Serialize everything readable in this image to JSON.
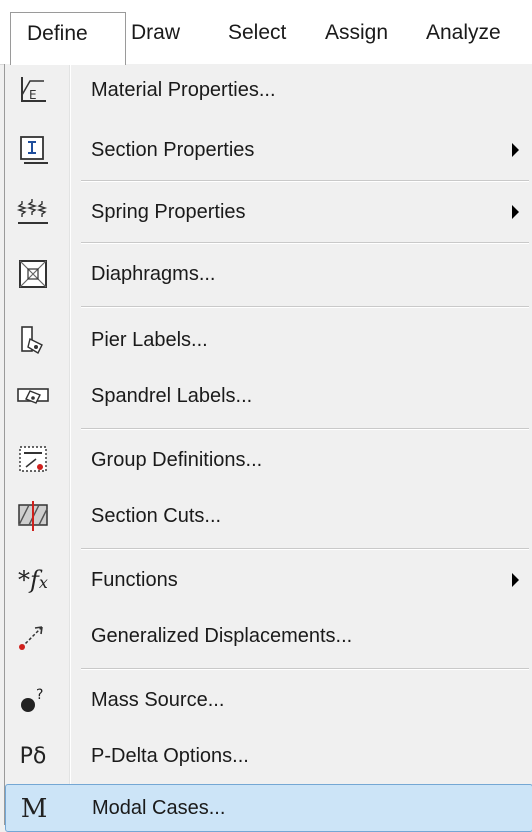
{
  "menubar": {
    "items": [
      {
        "label": "Define"
      },
      {
        "label": "Draw"
      },
      {
        "label": "Select"
      },
      {
        "label": "Assign"
      },
      {
        "label": "Analyze"
      }
    ]
  },
  "dropdown": {
    "items": [
      {
        "label": "Material Properties...",
        "icon": "material-properties-icon"
      },
      {
        "label": "Section Properties",
        "icon": "section-properties-icon",
        "submenu": true
      },
      {
        "label": "Spring Properties",
        "icon": "spring-properties-icon",
        "submenu": true
      },
      {
        "label": "Diaphragms...",
        "icon": "diaphragms-icon"
      },
      {
        "label": "Pier Labels...",
        "icon": "pier-labels-icon"
      },
      {
        "label": "Spandrel Labels...",
        "icon": "spandrel-labels-icon"
      },
      {
        "label": "Group Definitions...",
        "icon": "group-definitions-icon"
      },
      {
        "label": "Section Cuts...",
        "icon": "section-cuts-icon"
      },
      {
        "label": "Functions",
        "icon": "functions-icon",
        "submenu": true
      },
      {
        "label": "Generalized Displacements...",
        "icon": "generalized-displacements-icon"
      },
      {
        "label": "Mass Source...",
        "icon": "mass-source-icon"
      },
      {
        "label": "P-Delta Options...",
        "icon": "p-delta-icon",
        "icon_text": "Pδ"
      },
      {
        "label": "Modal Cases...",
        "icon": "modal-cases-icon",
        "icon_text": "M",
        "highlighted": true
      }
    ]
  },
  "colors": {
    "highlight_bg": "#cce4f7",
    "highlight_border": "#74a7d4",
    "accent_red": "#d0201c",
    "icon_blue": "#1f4e9c"
  }
}
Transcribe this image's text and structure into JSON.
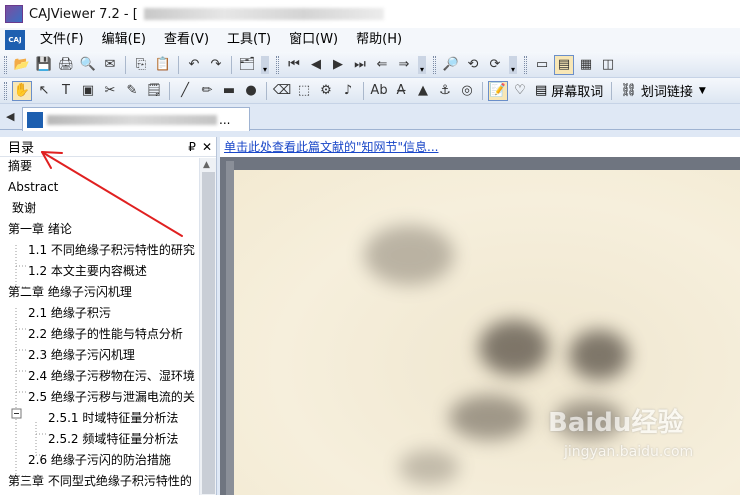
{
  "window": {
    "title": "CAJViewer 7.2 - [",
    "app_icon": "app-logo-icon"
  },
  "menu": {
    "items": [
      "文件(F)",
      "编辑(E)",
      "查看(V)",
      "工具(T)",
      "窗口(W)",
      "帮助(H)"
    ],
    "logo_text": "CAJ"
  },
  "toolbar2": {
    "screen_word_label": "屏幕取词",
    "link_label": "划词链接"
  },
  "tab": {
    "ellipsis": "..."
  },
  "sidebar": {
    "title": "目录",
    "pin_glyph": "₽",
    "close_glyph": "✕",
    "items": [
      {
        "label": "摘要",
        "level": 0
      },
      {
        "label": "Abstract",
        "level": 0
      },
      {
        "label": "致谢",
        "level": 0
      },
      {
        "label": "第一章 绪论",
        "level": 0
      },
      {
        "label": "1.1 不同绝缘子积污特性的研究",
        "level": 1
      },
      {
        "label": "1.2 本文主要内容概述",
        "level": 1
      },
      {
        "label": "第二章 绝缘子污闪机理",
        "level": 0
      },
      {
        "label": "2.1 绝缘子积污",
        "level": 1
      },
      {
        "label": "2.2 绝缘子的性能与特点分析",
        "level": 1
      },
      {
        "label": "2.3 绝缘子污闪机理",
        "level": 1
      },
      {
        "label": "2.4 绝缘子污秽物在污、湿环境",
        "level": 1
      },
      {
        "label": "2.5 绝缘子污秽与泄漏电流的关",
        "level": 1
      },
      {
        "label": "2.5.1 时域特征量分析法",
        "level": 2
      },
      {
        "label": "2.5.2 频域特征量分析法",
        "level": 2
      },
      {
        "label": "2.6 绝缘子污闪的防治措施",
        "level": 1
      },
      {
        "label": "第三章 不同型式绝缘子积污特性的",
        "level": 0
      }
    ]
  },
  "main": {
    "info_link": "单击此处查看此篇文献的\"知网节\"信息..."
  },
  "watermark": {
    "brand": "Baidu经验",
    "url": "jingyan.baidu.com"
  },
  "colors": {
    "link": "#1a47c8",
    "annotation_arrow": "#e02020",
    "toolbar_bg": "#dde6f2"
  }
}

• • • • •

Transcribe all entries above exactly. Drop the pictures.

Serialize everything readable in this image to JSON.
{
  "menubar": {
    "items": [
      {
        "label": "Define"
      },
      {
        "label": "Draw"
      },
      {
        "label": "Select"
      },
      {
        "label": "Assign"
      },
      {
        "label": "Analyze"
      }
    ]
  },
  "dropdown": {
    "items": [
      {
        "label": "Material Properties...",
        "icon": "material-properties-icon"
      },
      {
        "label": "Section Properties",
        "icon": "section-properties-icon",
        "submenu": true
      },
      {
        "label": "Spring Properties",
        "icon": "spring-properties-icon",
        "submenu": true
      },
      {
        "label": "Diaphragms...",
        "icon": "diaphragms-icon"
      },
      {
        "label": "Pier Labels...",
        "icon": "pier-labels-icon"
      },
      {
        "label": "Spandrel Labels...",
        "icon": "spandrel-labels-icon"
      },
      {
        "label": "Group Definitions...",
        "icon": "group-definitions-icon"
      },
      {
        "label": "Section Cuts...",
        "icon": "section-cuts-icon"
      },
      {
        "label": "Functions",
        "icon": "functions-icon",
        "submenu": true
      },
      {
        "label": "Generalized Displacements...",
        "icon": "generalized-displacements-icon"
      },
      {
        "label": "Mass Source...",
        "icon": "mass-source-icon"
      },
      {
        "label": "P-Delta Options...",
        "icon": "p-delta-icon",
        "icon_text": "Pδ"
      },
      {
        "label": "Modal Cases...",
        "icon": "modal-cases-icon",
        "icon_text": "M",
        "highlighted": true
      }
    ]
  },
  "colors": {
    "highlight_bg": "#cce4f7",
    "highlight_border": "#74a7d4",
    "accent_red": "#d0201c",
    "icon_blue": "#1f4e9c"
  }
}
Transcribe this image's text and structure into JSON.
{
  "window": {
    "title": "CAJViewer 7.2 - [",
    "app_icon": "app-logo-icon"
  },
  "menu": {
    "items": [
      "文件(F)",
      "编辑(E)",
      "查看(V)",
      "工具(T)",
      "窗口(W)",
      "帮助(H)"
    ],
    "logo_text": "CAJ"
  },
  "toolbar2": {
    "screen_word_label": "屏幕取词",
    "link_label": "划词链接"
  },
  "tab": {
    "ellipsis": "..."
  },
  "sidebar": {
    "title": "目录",
    "pin_glyph": "₽",
    "close_glyph": "✕",
    "items": [
      {
        "label": "摘要",
        "level": 0
      },
      {
        "label": "Abstract",
        "level": 0
      },
      {
        "label": "致谢",
        "level": 0
      },
      {
        "label": "第一章 绪论",
        "level": 0
      },
      {
        "label": "1.1 不同绝缘子积污特性的研究",
        "level": 1
      },
      {
        "label": "1.2 本文主要内容概述",
        "level": 1
      },
      {
        "label": "第二章 绝缘子污闪机理",
        "level": 0
      },
      {
        "label": "2.1 绝缘子积污",
        "level": 1
      },
      {
        "label": "2.2 绝缘子的性能与特点分析",
        "level": 1
      },
      {
        "label": "2.3 绝缘子污闪机理",
        "level": 1
      },
      {
        "label": "2.4 绝缘子污秽物在污、湿环境",
        "level": 1
      },
      {
        "label": "2.5 绝缘子污秽与泄漏电流的关",
        "level": 1
      },
      {
        "label": "2.5.1 时域特征量分析法",
        "level": 2
      },
      {
        "label": "2.5.2 频域特征量分析法",
        "level": 2
      },
      {
        "label": "2.6 绝缘子污闪的防治措施",
        "level": 1
      },
      {
        "label": "第三章 不同型式绝缘子积污特性的",
        "level": 0
      }
    ]
  },
  "main": {
    "info_link": "单击此处查看此篇文献的\"知网节\"信息..."
  },
  "watermark": {
    "brand": "Baidu经验",
    "url": "jingyan.baidu.com"
  },
  "colors": {
    "link": "#1a47c8",
    "annotation_arrow": "#e02020",
    "toolbar_bg": "#dde6f2"
  }
}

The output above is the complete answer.